CONSIGNE =>
D'après le texte sur le BNPL, pourquoi les régulateurs de plusieurs pays ont-ils entamé une analyse des pratiques de certains acteurs ? Répondez en une à trois phrases.

TEXTE CITÉ =>
═══

Ses vertus sont unanimement acclamées par les commerçants et les consommateurs :
- solution 100 % digitale et parcours fluide omnicanal ;
- intégration aisée avec les systèmes d’encaissement et les CMS ;
- souscription rapide et sans couture ;
- moindre coût (voire gratuité parfois pour l’acheteur) contrairement à d’autres solutions de paiement/crédit ;
- augmentation du panier d’achats et du taux de conversion ;
- contribution à la génération de trafic et à la fidélité…
Les volumes d’achats par BNPL affichent des croissances fulgurantes et les perspectives sont plus qu’alléchantes. Ainsi, aux États-Unis, le nombre d’utilisateurs du BNPL a augmenté de 300 % entre 2018 et 2021 où environ 80 milliards USD de ventes sont attendues en 2022 (contre 3,5 fois moins deux ans plus tôt). Le Royaume-Uni a connu une croissance de 50 % en 2022 vs 2021 pour atteindre 30 milliards USD (source BusinessWire). En France, la croissance est de plus de 30 % ces deux dernières années. En Inde, selon Redseer, le marché devrait représenter 45 à 50 milliards USD de flux en 2026 contre 3,5 milliards USD aujourd’hui et il pourrait y avoir 80 à 100 millions d’usagers contre 15 millions à date.
Bien entendu, cela ne va pas sans quelques revers quand les consommateurs moins attentifs se retrouvent face à des montants de remboursement trop élevés, au regard de leurs capacités financières, et à des pénalités de retard. D’ailleurs, ils ne se rendent pas toujours bien compte de leurs engagements et il leur arrive, a posteriori, d’avouer des regrets après avoir succombé à une offre de financement si l’on en croit une étude nord-américaine de C+R Research réalisée en 2021. Ainsi, 60 % des sondés ont déjà acheté par le biais du BNPL et presque autant reconnaissent avoir acheté un produit qui ne leur était pas vraiment nécessaire. Selon l’étude, le montant moyen du dernier bien acheté est de 689 USD et celui de leur dette est de 883 USD. Près de 50 % des consommateurs ont encore des remboursements à effectuer au gré de leurs achats antérieurs et autant sont conscients qu’ils vont faire face à un retard de remboursement dans les 12 prochains mois.
C’est à ce titre que les régulateurs aux États-Unis, en Australie, au Royaume-Uni ou en Europe ont entamé une analyse des pratiques en vigueur chez certains acteurs (et des dérives qui pouvaient en découler). Dans un premier temps, il s’agit de leur demander plus de transparence (notamment dans la communication) et de vigilance quant aux risques d’endettement de leurs clients. D’autre part, il est fortement question de revisiter la réglementation qui s’applique au marché des facilités de paiement.
En France, cela concerne les paiements dits différés (paiement de l’intégralité du montant après 15 ou 30 jours par exemple) ou fractionnés, en deçà de la barre des 90 jours qui ne sont pas considérés comme du crédit consommation au regard de la loi Lagarde.

═══

DONNÉES FOURNIES =>
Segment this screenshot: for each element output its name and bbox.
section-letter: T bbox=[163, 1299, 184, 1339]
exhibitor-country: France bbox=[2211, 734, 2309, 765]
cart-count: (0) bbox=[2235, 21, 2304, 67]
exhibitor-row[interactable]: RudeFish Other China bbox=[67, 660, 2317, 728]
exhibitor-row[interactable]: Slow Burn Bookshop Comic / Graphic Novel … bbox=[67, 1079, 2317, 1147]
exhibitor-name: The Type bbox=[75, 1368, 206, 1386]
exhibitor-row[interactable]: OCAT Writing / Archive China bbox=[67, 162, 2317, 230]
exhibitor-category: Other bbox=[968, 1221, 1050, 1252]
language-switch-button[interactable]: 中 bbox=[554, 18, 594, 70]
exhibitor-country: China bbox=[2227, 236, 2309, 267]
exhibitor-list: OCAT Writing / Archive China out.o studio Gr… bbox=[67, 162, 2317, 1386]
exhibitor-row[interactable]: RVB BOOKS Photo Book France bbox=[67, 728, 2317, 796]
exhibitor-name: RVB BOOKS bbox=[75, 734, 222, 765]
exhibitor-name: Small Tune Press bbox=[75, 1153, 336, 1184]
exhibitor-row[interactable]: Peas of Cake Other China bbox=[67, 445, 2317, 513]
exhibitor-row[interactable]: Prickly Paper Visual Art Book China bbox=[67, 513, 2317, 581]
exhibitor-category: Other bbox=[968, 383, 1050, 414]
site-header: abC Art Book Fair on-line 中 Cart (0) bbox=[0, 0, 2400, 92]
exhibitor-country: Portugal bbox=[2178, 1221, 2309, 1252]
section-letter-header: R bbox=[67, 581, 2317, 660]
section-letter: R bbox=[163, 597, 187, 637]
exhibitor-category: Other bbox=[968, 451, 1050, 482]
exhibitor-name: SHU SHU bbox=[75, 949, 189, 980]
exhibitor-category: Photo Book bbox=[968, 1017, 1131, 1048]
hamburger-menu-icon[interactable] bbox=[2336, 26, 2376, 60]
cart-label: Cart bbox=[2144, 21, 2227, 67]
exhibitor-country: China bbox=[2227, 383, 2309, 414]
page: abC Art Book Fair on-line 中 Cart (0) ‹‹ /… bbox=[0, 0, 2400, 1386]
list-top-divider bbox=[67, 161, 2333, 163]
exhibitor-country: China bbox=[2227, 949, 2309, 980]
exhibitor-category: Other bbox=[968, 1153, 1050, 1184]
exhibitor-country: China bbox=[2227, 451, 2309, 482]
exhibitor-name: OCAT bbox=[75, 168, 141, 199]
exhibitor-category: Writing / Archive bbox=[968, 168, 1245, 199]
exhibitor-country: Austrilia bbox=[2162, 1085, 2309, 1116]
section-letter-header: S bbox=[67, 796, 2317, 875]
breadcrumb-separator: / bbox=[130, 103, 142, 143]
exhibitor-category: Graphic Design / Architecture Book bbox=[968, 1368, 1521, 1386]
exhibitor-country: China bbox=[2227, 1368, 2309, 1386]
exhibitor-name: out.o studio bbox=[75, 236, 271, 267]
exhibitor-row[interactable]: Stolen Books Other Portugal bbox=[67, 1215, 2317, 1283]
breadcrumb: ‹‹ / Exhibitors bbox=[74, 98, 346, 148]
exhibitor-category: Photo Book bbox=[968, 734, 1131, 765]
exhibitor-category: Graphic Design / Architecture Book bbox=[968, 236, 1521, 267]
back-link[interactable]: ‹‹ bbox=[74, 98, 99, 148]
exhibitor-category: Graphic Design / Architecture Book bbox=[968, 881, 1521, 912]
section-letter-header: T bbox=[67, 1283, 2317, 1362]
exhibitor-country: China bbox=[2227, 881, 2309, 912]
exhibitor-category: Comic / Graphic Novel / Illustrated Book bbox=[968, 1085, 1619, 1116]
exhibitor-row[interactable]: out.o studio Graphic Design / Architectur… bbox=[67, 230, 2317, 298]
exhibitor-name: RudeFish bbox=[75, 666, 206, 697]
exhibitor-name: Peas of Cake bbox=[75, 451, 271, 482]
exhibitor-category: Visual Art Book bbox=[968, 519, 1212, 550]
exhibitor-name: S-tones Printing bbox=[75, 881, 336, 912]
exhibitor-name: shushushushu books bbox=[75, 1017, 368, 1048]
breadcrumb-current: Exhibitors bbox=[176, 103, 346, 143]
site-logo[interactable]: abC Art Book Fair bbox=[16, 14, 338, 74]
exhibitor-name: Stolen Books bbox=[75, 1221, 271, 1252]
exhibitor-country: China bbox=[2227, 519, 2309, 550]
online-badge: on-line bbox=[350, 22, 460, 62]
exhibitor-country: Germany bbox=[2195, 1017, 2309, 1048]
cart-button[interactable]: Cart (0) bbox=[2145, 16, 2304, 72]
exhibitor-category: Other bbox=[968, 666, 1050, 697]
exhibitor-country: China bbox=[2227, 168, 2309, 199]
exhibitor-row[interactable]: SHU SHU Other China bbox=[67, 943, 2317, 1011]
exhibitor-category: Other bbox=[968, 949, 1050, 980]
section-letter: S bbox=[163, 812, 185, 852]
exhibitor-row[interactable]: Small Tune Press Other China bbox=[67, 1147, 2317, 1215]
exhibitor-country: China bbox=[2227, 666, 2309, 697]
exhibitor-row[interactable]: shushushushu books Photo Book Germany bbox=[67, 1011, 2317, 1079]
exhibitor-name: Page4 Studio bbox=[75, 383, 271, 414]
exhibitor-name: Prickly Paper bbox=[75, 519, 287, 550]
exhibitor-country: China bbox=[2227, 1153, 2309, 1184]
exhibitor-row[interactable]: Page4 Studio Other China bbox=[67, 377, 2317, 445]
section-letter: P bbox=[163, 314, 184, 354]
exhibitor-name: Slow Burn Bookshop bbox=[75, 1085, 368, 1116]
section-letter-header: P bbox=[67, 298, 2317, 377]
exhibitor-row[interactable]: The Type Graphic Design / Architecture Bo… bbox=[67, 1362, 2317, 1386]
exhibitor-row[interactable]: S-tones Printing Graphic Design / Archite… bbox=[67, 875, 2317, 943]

═══

RÉPONSE =>
Ils réagissent aux revers subis par des consommateurs moins attentifs. Ceux-ci se retrouvent face à des montants de remboursement trop élevés au regard de leurs capacités financières et à des pénalités de retard. De plus, ils ne se rendent pas toujours bien compte de leurs engagements et regrettent parfois après coup d'avoir succombé à une offre de financement.